> _Stated exercise_:
Gather, from the listing beneath this task, every line holding the string "value".

> _Record set_:
##############################

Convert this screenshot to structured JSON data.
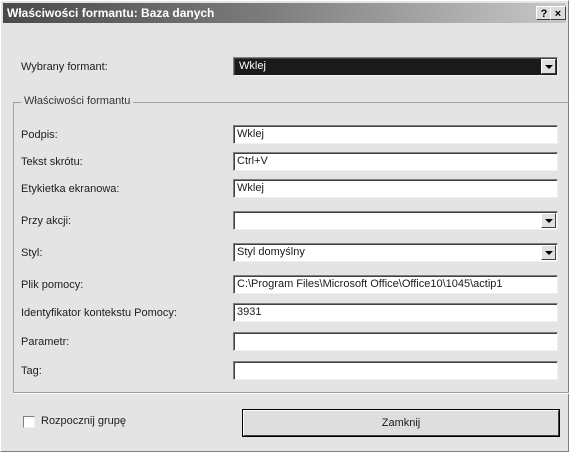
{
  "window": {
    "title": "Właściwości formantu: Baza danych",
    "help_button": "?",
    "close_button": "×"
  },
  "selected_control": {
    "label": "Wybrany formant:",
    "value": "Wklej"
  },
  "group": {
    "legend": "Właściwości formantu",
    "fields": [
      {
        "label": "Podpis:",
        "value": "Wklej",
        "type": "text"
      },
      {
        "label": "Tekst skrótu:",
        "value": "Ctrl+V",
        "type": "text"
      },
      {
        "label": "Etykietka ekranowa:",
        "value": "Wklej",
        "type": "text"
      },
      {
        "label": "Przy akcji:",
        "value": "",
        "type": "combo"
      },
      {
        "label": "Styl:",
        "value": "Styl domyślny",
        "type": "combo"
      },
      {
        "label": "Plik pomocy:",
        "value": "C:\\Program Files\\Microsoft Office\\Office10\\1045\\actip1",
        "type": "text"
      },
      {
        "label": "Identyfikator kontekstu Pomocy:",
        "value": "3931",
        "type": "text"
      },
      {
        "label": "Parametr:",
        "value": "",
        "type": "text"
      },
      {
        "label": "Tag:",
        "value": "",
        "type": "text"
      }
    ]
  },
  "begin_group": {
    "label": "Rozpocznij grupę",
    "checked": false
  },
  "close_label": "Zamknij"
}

##############################

> _Expected answer_:
    "value": "Wklej"
        "value": "Wklej",
        "value": "Ctrl+V",
        "value": "Wklej",
        "value": "",
        "value": "Styl domyślny",
        "value": "C:\\Program Files\\Microsoft Office\\Office10\\1045\\actip1",
        "value": "3931",
        "value": "",
        "value": "",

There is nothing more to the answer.